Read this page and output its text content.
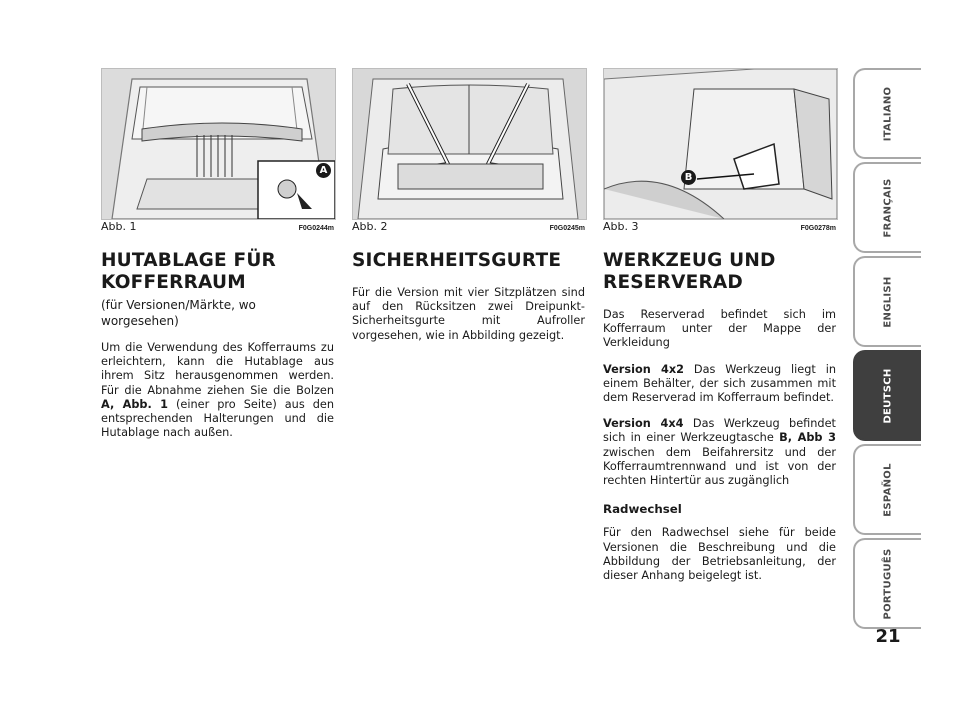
A
Abb. 1	F0G0244m Abb. 2	F0G0245m
B
Abb. 3	F0G0278m
HUTABLAGE FÜR
KOFFERRAUM

(für Versionen/Märkte, wo worgesehen)

Um die Verwendung des Kofferraums zu erleichtern, kann die Hutablage aus ihrem Sitz herausgenommen werden. Für die Abnahme ziehen Sie die Bolzen A, Abb. 1 (einer pro Seite) aus den entsprechenden Halterungen und die Hutablage nach außen.

SICHERHEITSGURTE

Für die Version mit vier Sitzplätzen sind auf den Rücksitzen zwei Dreipunkt-Sicherheitsgurte mit Aufroller vorgesehen, wie in Abbilding gezeigt.

WERKZEUG UND
RESERVERAD

Das Reserverad befindet sich im Kofferraum unter der Mappe der Verkleidung

Version 4x2 Das Werkzeug liegt in einem Behälter, der sich zusammen mit dem Reserverad im Kofferraum befindet.

Version 4x4 Das Werkzeug befindet sich in einer Werkzeugtasche B, Abb 3 zwischen dem Beifahrersitz und der Kofferraumtrennwand und ist von der rechten Hintertür aus zugänglich

Radwechsel

Für den Radwechsel siehe für beide Versionen die Beschreibung und die Abbildung der Betriebsanleitung, der dieser Anhang beigelegt ist.

ITALIANO
FRANÇAIS
ENGLISH
DEUTSCH
ESPAÑOL
PORTUGUÊS
21
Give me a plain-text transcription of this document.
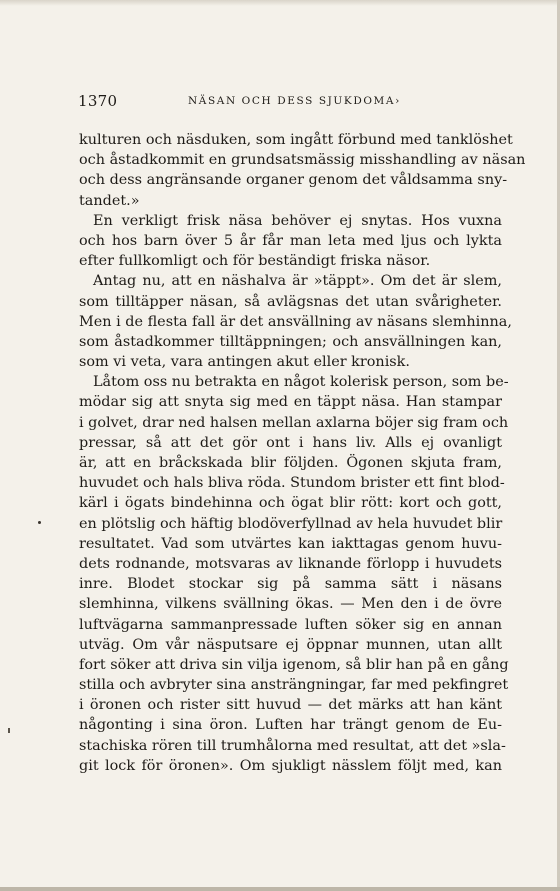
1370	NÄSAN OCH DESS SJUKDOMA›
kulturen och näsduken, som ingått förbund med tanklöshet
och åstadkommit en grundsatsmässig misshandling av näsan
och dess angränsande organer genom det våldsamma sny-
tandet.»
En verkligt frisk näsa behöver ej snytas. Hos vuxna
och hos barn över 5 år får man leta med ljus och lykta
efter fullkomligt och för beständigt friska näsor.
Antag nu, att en näshalva är »täppt». Om det är slem,
som tilltäpper näsan, så avlägsnas det utan svårigheter.
Men i de flesta fall är det ansvällning av näsans slemhinna,
som åstadkommer tilltäppningen; och ansvällningen kan,
som vi veta, vara antingen akut eller kronisk.
Låtom oss nu betrakta en något kolerisk person, som be-
mödar sig att snyta sig med en täppt näsa. Han stampar
i golvet, drar ned halsen mellan axlarna böjer sig fram och
pressar, så att det gör ont i hans liv. Alls ej ovanligt
är, att en bråckskada blir följden. Ögonen skjuta fram,
huvudet och hals bliva röda. Stundom brister ett fint blod-
kärl i ögats bindehinna och ögat blir rött: kort och gott,
en plötslig och häftig blodöverfyllnad av hela huvudet blir
resultatet. Vad som utvärtes kan iakttagas genom huvu-
dets rodnande, motsvaras av liknande förlopp i huvudets
inre. Blodet stockar sig på samma sätt i näsans
slemhinna, vilkens svällning ökas. — Men den i de övre
luftvägarna sammanpressade luften söker sig en annan
utväg. Om vår näsputsare ej öppnar munnen, utan allt
fort söker att driva sin vilja igenom, så blir han på en gång
stilla och avbryter sina ansträngningar, far med pekfingret
i öronen och rister sitt huvud — det märks att han känt
någonting i sina öron. Luften har trängt genom de Eu-
stachiska rören till trumhålorna med resultat, att det »sla-
git lock för öronen». Om sjukligt nässlem följt med, kan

--

Your objective:
Keep the pictures out of the copy and return the rest of the data above exactly.

Expected answer:
Read this page and output its text content.
A
Abb. 1	F0G0244m Abb. 2	F0G0245m
B
Abb. 3	F0G0278m
HUTABLAGE FÜR
KOFFERRAUM

(für Versionen/Märkte, wo worgesehen)

Um die Verwendung des Kofferraums zu erleichtern, kann die Hutablage aus ihrem Sitz herausgenommen werden. Für die Abnahme ziehen Sie die Bolzen A, Abb. 1 (einer pro Seite) aus den entsprechenden Halterungen und die Hutablage nach außen.

SICHERHEITSGURTE

Für die Version mit vier Sitzplätzen sind auf den Rücksitzen zwei Dreipunkt-Sicherheitsgurte mit Aufroller vorgesehen, wie in Abbilding gezeigt.

WERKZEUG UND
RESERVERAD

Das Reserverad befindet sich im Kofferraum unter der Mappe der Verkleidung

Version 4x2 Das Werkzeug liegt in einem Behälter, der sich zusammen mit dem Reserverad im Kofferraum befindet.

Version 4x4 Das Werkzeug befindet sich in einer Werkzeugtasche B, Abb 3 zwischen dem Beifahrersitz und der Kofferraumtrennwand und ist von der rechten Hintertür aus zugänglich

Radwechsel

Für den Radwechsel siehe für beide Versionen die Beschreibung und die Abbildung der Betriebsanleitung, der dieser Anhang beigelegt ist.

ITALIANO
FRANÇAIS
ENGLISH
DEUTSCH
ESPAÑOL
PORTUGUÊS
21
Give me a plain-text transcription of this document.
1370	NÄSAN OCH DESS SJUKDOMA›
kulturen och näsduken, som ingått förbund med tanklöshet
och åstadkommit en grundsatsmässig misshandling av näsan
och dess angränsande organer genom det våldsamma sny-
tandet.»
En verkligt frisk näsa behöver ej snytas. Hos vuxna
och hos barn över 5 år får man leta med ljus och lykta
efter fullkomligt och för beständigt friska näsor.
Antag nu, att en näshalva är »täppt». Om det är slem,
som tilltäpper näsan, så avlägsnas det utan svårigheter.
Men i de flesta fall är det ansvällning av näsans slemhinna,
som åstadkommer tilltäppningen; och ansvällningen kan,
som vi veta, vara antingen akut eller kronisk.
Låtom oss nu betrakta en något kolerisk person, som be-
mödar sig att snyta sig med en täppt näsa. Han stampar
i golvet, drar ned halsen mellan axlarna böjer sig fram och
pressar, så att det gör ont i hans liv. Alls ej ovanligt
är, att en bråckskada blir följden. Ögonen skjuta fram,
huvudet och hals bliva röda. Stundom brister ett fint blod-
kärl i ögats bindehinna och ögat blir rött: kort och gott,
en plötslig och häftig blodöverfyllnad av hela huvudet blir
resultatet. Vad som utvärtes kan iakttagas genom huvu-
dets rodnande, motsvaras av liknande förlopp i huvudets
inre. Blodet stockar sig på samma sätt i näsans
slemhinna, vilkens svällning ökas. — Men den i de övre
luftvägarna sammanpressade luften söker sig en annan
utväg. Om vår näsputsare ej öppnar munnen, utan allt
fort söker att driva sin vilja igenom, så blir han på en gång
stilla och avbryter sina ansträngningar, far med pekfingret
i öronen och rister sitt huvud — det märks att han känt
någonting i sina öron. Luften har trängt genom de Eu-
stachiska rören till trumhålorna med resultat, att det »sla-
git lock för öronen». Om sjukligt nässlem följt med, kan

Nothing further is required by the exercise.